Records that describe figures:
****************************************
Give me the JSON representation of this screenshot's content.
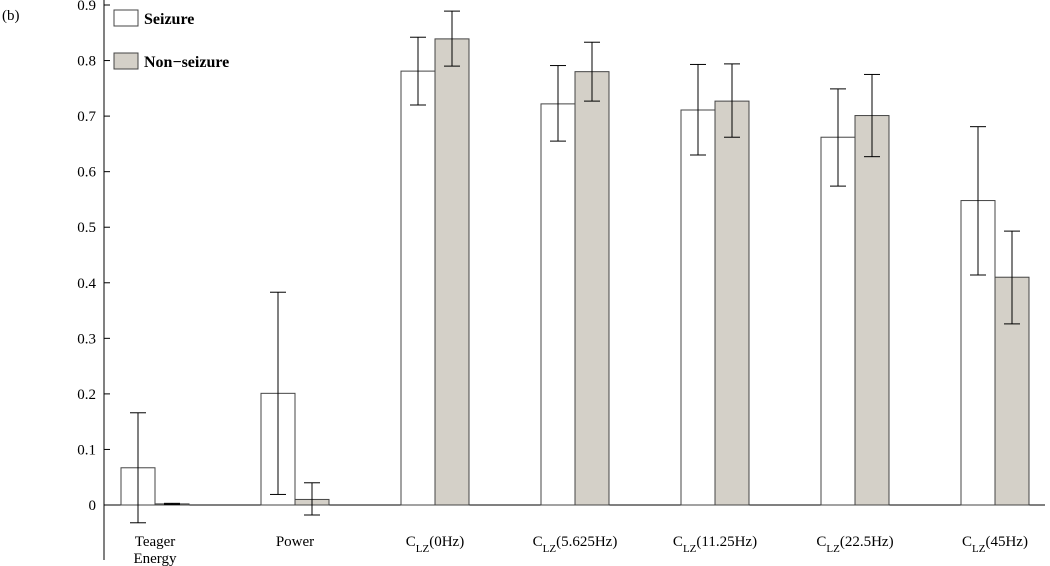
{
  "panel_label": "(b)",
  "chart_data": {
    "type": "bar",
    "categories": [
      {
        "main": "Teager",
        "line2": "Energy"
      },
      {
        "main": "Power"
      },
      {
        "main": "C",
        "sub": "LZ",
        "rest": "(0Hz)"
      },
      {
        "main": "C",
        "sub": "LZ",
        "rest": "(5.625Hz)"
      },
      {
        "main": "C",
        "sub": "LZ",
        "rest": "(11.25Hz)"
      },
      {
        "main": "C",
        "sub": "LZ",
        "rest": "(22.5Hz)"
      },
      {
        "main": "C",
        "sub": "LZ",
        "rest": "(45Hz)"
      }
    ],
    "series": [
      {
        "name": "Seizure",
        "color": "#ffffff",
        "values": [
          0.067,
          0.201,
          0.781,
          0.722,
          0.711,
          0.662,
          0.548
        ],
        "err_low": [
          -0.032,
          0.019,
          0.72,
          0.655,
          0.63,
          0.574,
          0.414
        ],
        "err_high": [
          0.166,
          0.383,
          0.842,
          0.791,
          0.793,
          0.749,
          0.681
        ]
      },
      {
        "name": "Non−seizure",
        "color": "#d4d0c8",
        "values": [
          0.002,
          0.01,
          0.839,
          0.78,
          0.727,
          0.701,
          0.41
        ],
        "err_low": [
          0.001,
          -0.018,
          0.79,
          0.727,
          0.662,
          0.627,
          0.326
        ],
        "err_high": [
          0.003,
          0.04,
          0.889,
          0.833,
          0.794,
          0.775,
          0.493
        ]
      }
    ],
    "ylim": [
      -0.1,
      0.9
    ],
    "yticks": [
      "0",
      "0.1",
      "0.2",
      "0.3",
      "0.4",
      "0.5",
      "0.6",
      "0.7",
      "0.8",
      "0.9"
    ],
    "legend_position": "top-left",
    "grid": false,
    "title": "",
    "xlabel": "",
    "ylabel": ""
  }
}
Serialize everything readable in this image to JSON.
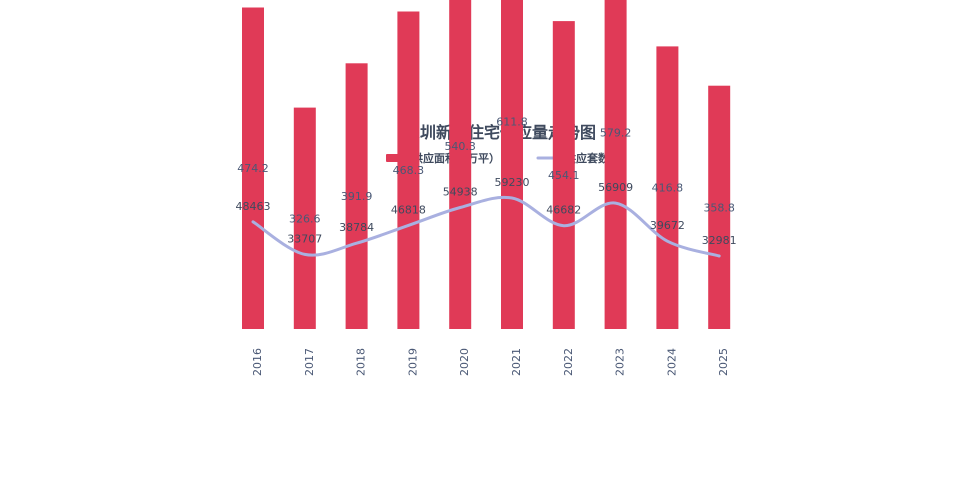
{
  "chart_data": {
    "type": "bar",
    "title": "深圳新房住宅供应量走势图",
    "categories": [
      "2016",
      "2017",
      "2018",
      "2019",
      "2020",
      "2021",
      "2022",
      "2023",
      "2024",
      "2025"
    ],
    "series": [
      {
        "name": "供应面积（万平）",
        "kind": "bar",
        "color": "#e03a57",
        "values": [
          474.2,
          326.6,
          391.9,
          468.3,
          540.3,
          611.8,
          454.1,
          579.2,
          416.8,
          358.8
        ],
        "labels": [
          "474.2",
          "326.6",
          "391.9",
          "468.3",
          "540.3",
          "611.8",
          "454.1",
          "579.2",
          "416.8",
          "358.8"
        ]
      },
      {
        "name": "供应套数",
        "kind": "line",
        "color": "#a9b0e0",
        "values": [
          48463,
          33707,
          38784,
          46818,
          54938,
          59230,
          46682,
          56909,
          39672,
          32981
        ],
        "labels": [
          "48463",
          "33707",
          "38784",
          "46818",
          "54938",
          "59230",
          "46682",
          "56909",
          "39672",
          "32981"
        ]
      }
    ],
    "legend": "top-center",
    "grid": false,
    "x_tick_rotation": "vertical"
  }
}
****************************************
▶ _What is being asked_
Starting at the line that contains "Serialize everything readable", please write out every line to the end of the entries, inclusive, copied exactly and with pictures omitted.

▶ _Complete response_
Serialize everything readable in this image to JSON.
{
  "chart_data": {
    "type": "bar",
    "title": "深圳新房住宅供应量走势图",
    "categories": [
      "2016",
      "2017",
      "2018",
      "2019",
      "2020",
      "2021",
      "2022",
      "2023",
      "2024",
      "2025"
    ],
    "series": [
      {
        "name": "供应面积（万平）",
        "kind": "bar",
        "color": "#e03a57",
        "values": [
          474.2,
          326.6,
          391.9,
          468.3,
          540.3,
          611.8,
          454.1,
          579.2,
          416.8,
          358.8
        ],
        "labels": [
          "474.2",
          "326.6",
          "391.9",
          "468.3",
          "540.3",
          "611.8",
          "454.1",
          "579.2",
          "416.8",
          "358.8"
        ]
      },
      {
        "name": "供应套数",
        "kind": "line",
        "color": "#a9b0e0",
        "values": [
          48463,
          33707,
          38784,
          46818,
          54938,
          59230,
          46682,
          56909,
          39672,
          32981
        ],
        "labels": [
          "48463",
          "33707",
          "38784",
          "46818",
          "54938",
          "59230",
          "46682",
          "56909",
          "39672",
          "32981"
        ]
      }
    ],
    "legend": "top-center",
    "grid": false,
    "x_tick_rotation": "vertical"
  }
}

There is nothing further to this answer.